■ **What is being asked**
Copy each entry below exactly. No images.

---------- Data under study

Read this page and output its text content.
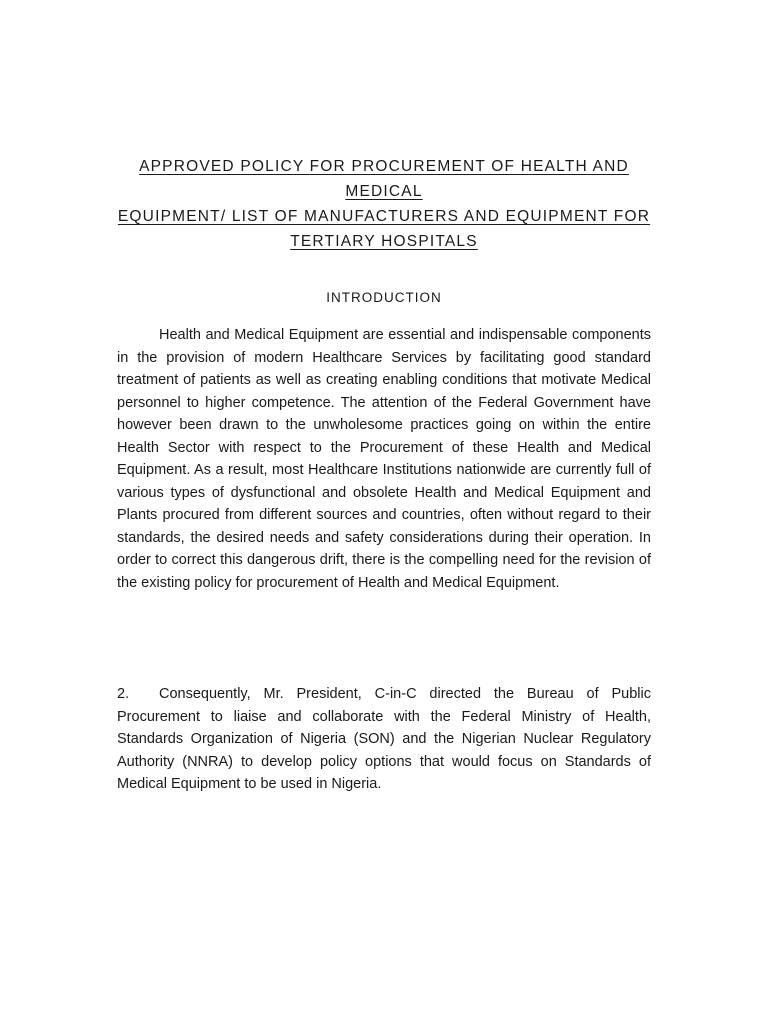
APPROVED POLICY FOR PROCUREMENT OF HEALTH AND MEDICAL
EQUIPMENT/ LIST OF MANUFACTURERS AND EQUIPMENT FOR
TERTIARY HOSPITALS
INTRODUCTION

Health and Medical Equipment are essential and indispensable components in the provision of modern Healthcare Services by facilitating good standard treatment of patients as well as creating enabling conditions that motivate Medical personnel to higher competence. The attention of the Federal Government have however been drawn to the unwholesome practices going on within the entire Health Sector with respect to the Procurement of these Health and Medical Equipment. As a result, most Healthcare Institutions nationwide are currently full of various types of dysfunctional and obsolete Health and Medical Equipment and Plants procured from different sources and countries, often without regard to their standards, the desired needs and safety considerations during their operation. In order to correct this dangerous drift, there is the compelling need for the revision of the existing policy for procurement of Health and Medical Equipment.

2. Consequently, Mr. President, C-in-C directed the Bureau of Public Procurement to liaise and collaborate with the Federal Ministry of Health, Standards Organization of Nigeria (SON) and the Nigerian Nuclear Regulatory Authority (NNRA) to develop policy options that would focus on Standards of Medical Equipment to be used in Nigeria.
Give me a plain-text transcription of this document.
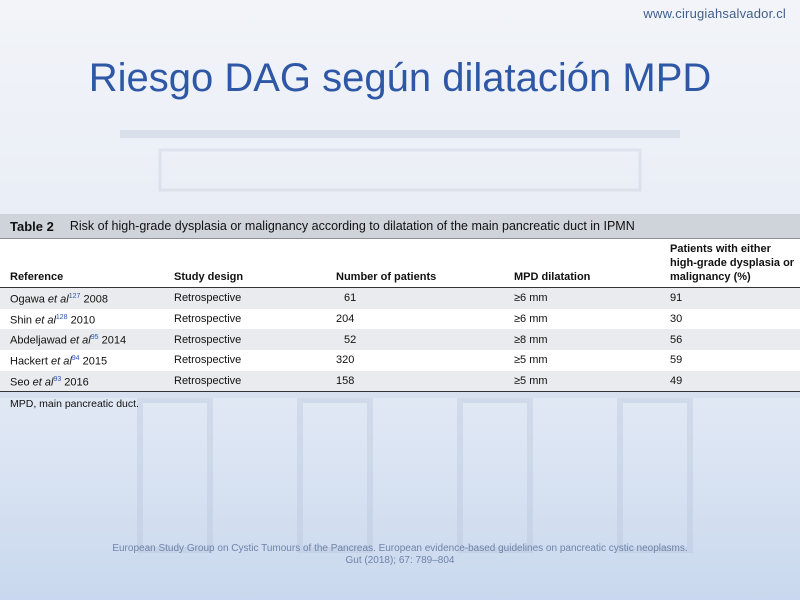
www.cirugiahsalvador.cl
Riesgo DAG según dilatación MPD
Table 2 Risk of high-grade dysplasia or malignancy according to dilatation of the main pancreatic duct in IPMN
Reference	Study design	Number of patients	MPD dilatation	Patients with either high-grade dysplasia or malignancy (%)
Ogawa et $al^{127}$ 2008	Retrospective	61	≥6 mm	91
Shin et $al^{128}$ 2010	Retrospective	204	≥6 mm	30
Abdeljawad et $al^{95}$ 2014	Retrospective	52	≥8 mm	56
Hackert et $al^{94}$ 2015	Retrospective	320	≥5 mm	59
Seo et $al^{93}$ 2016	Retrospective	158	≥5 mm	49
MPD, main pancreatic duct.
European Study Group on Cystic Tumours of the Pancreas. European evidence-based guidelines on pancreatic cystic neoplasms.
Gut (2018); 67: 789–804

--------------------

■ **Finished task**
Read this page and output its text content.
APPROVED POLICY FOR PROCUREMENT OF HEALTH AND MEDICAL
EQUIPMENT/ LIST OF MANUFACTURERS AND EQUIPMENT FOR
TERTIARY HOSPITALS
INTRODUCTION

Health and Medical Equipment are essential and indispensable components in the provision of modern Healthcare Services by facilitating good standard treatment of patients as well as creating enabling conditions that motivate Medical personnel to higher competence. The attention of the Federal Government have however been drawn to the unwholesome practices going on within the entire Health Sector with respect to the Procurement of these Health and Medical Equipment. As a result, most Healthcare Institutions nationwide are currently full of various types of dysfunctional and obsolete Health and Medical Equipment and Plants procured from different sources and countries, often without regard to their standards, the desired needs and safety considerations during their operation. In order to correct this dangerous drift, there is the compelling need for the revision of the existing policy for procurement of Health and Medical Equipment.

2. Consequently, Mr. President, C-in-C directed the Bureau of Public Procurement to liaise and collaborate with the Federal Ministry of Health, Standards Organization of Nigeria (SON) and the Nigerian Nuclear Regulatory Authority (NNRA) to develop policy options that would focus on Standards of Medical Equipment to be used in Nigeria.
Give me a plain-text transcription of this document.
www.cirugiahsalvador.cl
Riesgo DAG según dilatación MPD
Table 2 Risk of high-grade dysplasia or malignancy according to dilatation of the main pancreatic duct in IPMN
Reference	Study design	Number of patients	MPD dilatation	Patients with either high-grade dysplasia or malignancy (%)
Ogawa et $al^{127}$ 2008	Retrospective	61	≥6 mm	91
Shin et $al^{128}$ 2010	Retrospective	204	≥6 mm	30
Abdeljawad et $al^{95}$ 2014	Retrospective	52	≥8 mm	56
Hackert et $al^{94}$ 2015	Retrospective	320	≥5 mm	59
Seo et $al^{93}$ 2016	Retrospective	158	≥5 mm	49
MPD, main pancreatic duct.
European Study Group on Cystic Tumours of the Pancreas. European evidence-based guidelines on pancreatic cystic neoplasms.
Gut (2018); 67: 789–804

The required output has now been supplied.